## WORK INSTRUCTIONS
The records that follow are to be repeated exactly, with the pictures removed.

BEGIN DATASET ROWS

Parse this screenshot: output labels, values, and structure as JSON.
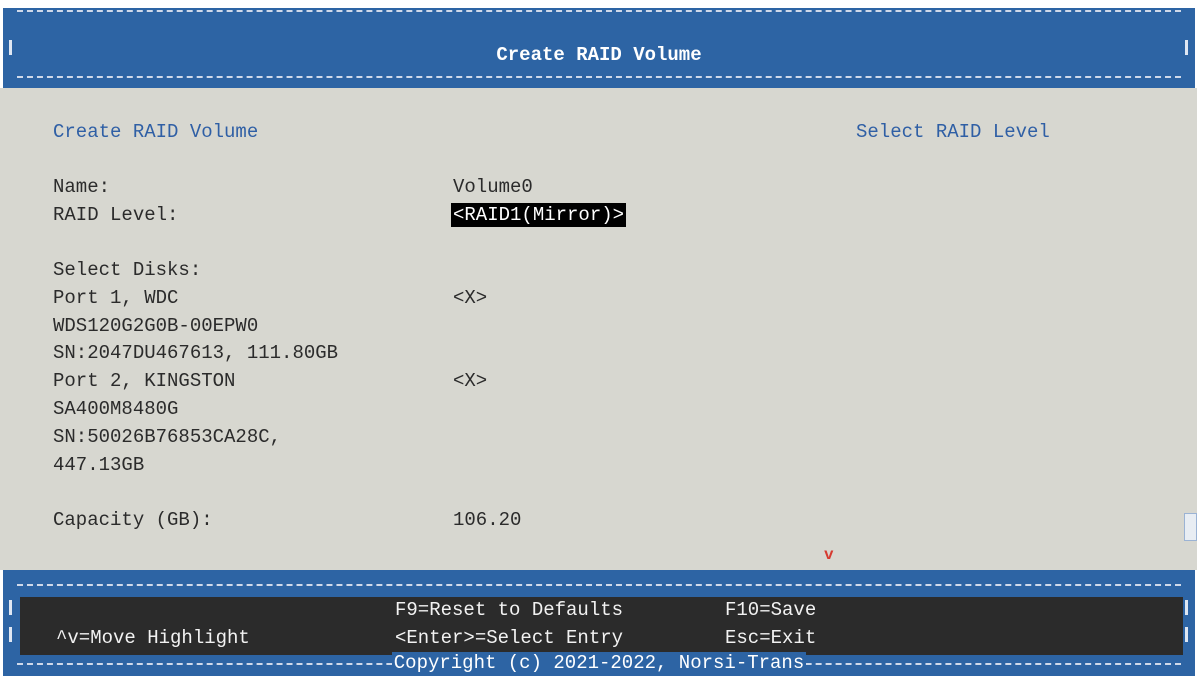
{
  "header": {
    "title": "Create RAID Volume"
  },
  "form": {
    "section_title": "Create RAID Volume",
    "help_text": "Select RAID Level",
    "name_label": "Name:",
    "name_value": "Volume0",
    "raid_level_label": "RAID Level:",
    "raid_level_value": "<RAID1(Mirror)>",
    "select_disks_label": "Select Disks:",
    "disks": [
      {
        "line1": "Port 1, WDC",
        "line2": "WDS120G2G0B-00EPW0",
        "line3": "SN:2047DU467613, 111.80GB",
        "line4": "",
        "checkbox": "<X>"
      },
      {
        "line1": "Port 2, KINGSTON",
        "line2": "SA400M8480G",
        "line3": "SN:50026B76853CA28C,",
        "line4": "447.13GB",
        "checkbox": "<X>"
      }
    ],
    "capacity_label": "Capacity (GB):",
    "capacity_value": "106.20",
    "more_indicator": "v"
  },
  "footer": {
    "f9": "F9=Reset to Defaults",
    "f10": "F10=Save",
    "move": "^v=Move Highlight",
    "enter": "<Enter>=Select Entry",
    "esc": "Esc=Exit",
    "copyright": "Copyright (c) 2021-2022, Norsi-Trans"
  }
}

END DATASET ROWS

## THE COMPLETED TASK
Parse this screenshot: output labels, values, and structure as JSON.
{
  "header": {
    "title": "Create RAID Volume"
  },
  "form": {
    "section_title": "Create RAID Volume",
    "help_text": "Select RAID Level",
    "name_label": "Name:",
    "name_value": "Volume0",
    "raid_level_label": "RAID Level:",
    "raid_level_value": "<RAID1(Mirror)>",
    "select_disks_label": "Select Disks:",
    "disks": [
      {
        "line1": "Port 1, WDC",
        "line2": "WDS120G2G0B-00EPW0",
        "line3": "SN:2047DU467613, 111.80GB",
        "line4": "",
        "checkbox": "<X>"
      },
      {
        "line1": "Port 2, KINGSTON",
        "line2": "SA400M8480G",
        "line3": "SN:50026B76853CA28C,",
        "line4": "447.13GB",
        "checkbox": "<X>"
      }
    ],
    "capacity_label": "Capacity (GB):",
    "capacity_value": "106.20",
    "more_indicator": "v"
  },
  "footer": {
    "f9": "F9=Reset to Defaults",
    "f10": "F10=Save",
    "move": "^v=Move Highlight",
    "enter": "<Enter>=Select Entry",
    "esc": "Esc=Exit",
    "copyright": "Copyright (c) 2021-2022, Norsi-Trans"
  }
}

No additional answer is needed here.